Task statement | Could you print every record below exactly as it appears?
-- begin Dataset extract --
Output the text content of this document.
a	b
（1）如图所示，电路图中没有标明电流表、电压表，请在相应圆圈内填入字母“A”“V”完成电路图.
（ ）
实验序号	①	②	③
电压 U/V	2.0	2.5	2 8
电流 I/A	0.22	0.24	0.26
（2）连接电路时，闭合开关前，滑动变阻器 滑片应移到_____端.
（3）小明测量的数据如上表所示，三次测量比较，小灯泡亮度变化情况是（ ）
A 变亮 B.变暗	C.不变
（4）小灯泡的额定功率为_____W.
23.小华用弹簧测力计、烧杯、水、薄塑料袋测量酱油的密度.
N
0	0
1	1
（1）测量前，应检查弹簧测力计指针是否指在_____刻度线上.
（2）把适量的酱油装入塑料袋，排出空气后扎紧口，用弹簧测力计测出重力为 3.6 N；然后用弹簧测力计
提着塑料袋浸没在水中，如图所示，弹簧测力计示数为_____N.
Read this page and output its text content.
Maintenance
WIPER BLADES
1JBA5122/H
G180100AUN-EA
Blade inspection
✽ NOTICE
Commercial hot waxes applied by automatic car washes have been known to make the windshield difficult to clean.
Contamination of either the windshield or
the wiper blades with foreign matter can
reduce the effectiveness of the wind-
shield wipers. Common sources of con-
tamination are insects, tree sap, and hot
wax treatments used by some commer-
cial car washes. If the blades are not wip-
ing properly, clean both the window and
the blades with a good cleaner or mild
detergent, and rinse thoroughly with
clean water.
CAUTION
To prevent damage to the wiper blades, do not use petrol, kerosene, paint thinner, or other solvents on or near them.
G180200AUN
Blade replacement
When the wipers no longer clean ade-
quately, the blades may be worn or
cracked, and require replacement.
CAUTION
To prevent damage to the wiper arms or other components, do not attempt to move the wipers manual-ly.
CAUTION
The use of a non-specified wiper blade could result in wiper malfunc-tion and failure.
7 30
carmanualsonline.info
-- end Dataset extract --
Complete output |
Output the text content of this document.
a	b
（1）如图所示，电路图中没有标明电流表、电压表，请在相应圆圈内填入字母“A”“V”完成电路图.
（ ）
实验序号	①	②	③
电压 U/V	2.0	2.5	2 8
电流 I/A	0.22	0.24	0.26
（2）连接电路时，闭合开关前，滑动变阻器 滑片应移到_____端.
（3）小明测量的数据如上表所示，三次测量比较，小灯泡亮度变化情况是（ ）
A 变亮 B.变暗	C.不变
（4）小灯泡的额定功率为_____W.
23.小华用弹簧测力计、烧杯、水、薄塑料袋测量酱油的密度.
N
0	0
1	1
（1）测量前，应检查弹簧测力计指针是否指在_____刻度线上.
（2）把适量的酱油装入塑料袋，排出空气后扎紧口，用弹簧测力计测出重力为 3.6 N；然后用弹簧测力计
提着塑料袋浸没在水中，如图所示，弹簧测力计示数为_____N.
Read this page and output its text content.
Maintenance
WIPER BLADES
1JBA5122/H
G180100AUN-EA
Blade inspection
✽ NOTICE
Commercial hot waxes applied by automatic car washes have been known to make the windshield difficult to clean.
Contamination of either the windshield or
the wiper blades with foreign matter can
reduce the effectiveness of the wind-
shield wipers. Common sources of con-
tamination are insects, tree sap, and hot
wax treatments used by some commer-
cial car washes. If the blades are not wip-
ing properly, clean both the window and
the blades with a good cleaner or mild
detergent, and rinse thoroughly with
clean water.
CAUTION
To prevent damage to the wiper blades, do not use petrol, kerosene, paint thinner, or other solvents on or near them.
G180200AUN
Blade replacement
When the wipers no longer clean ade-
quately, the blades may be worn or
cracked, and require replacement.
CAUTION
To prevent damage to the wiper arms or other components, do not attempt to move the wipers manual-ly.
CAUTION
The use of a non-specified wiper blade could result in wiper malfunc-tion and failure.
7 30
carmanualsonline.info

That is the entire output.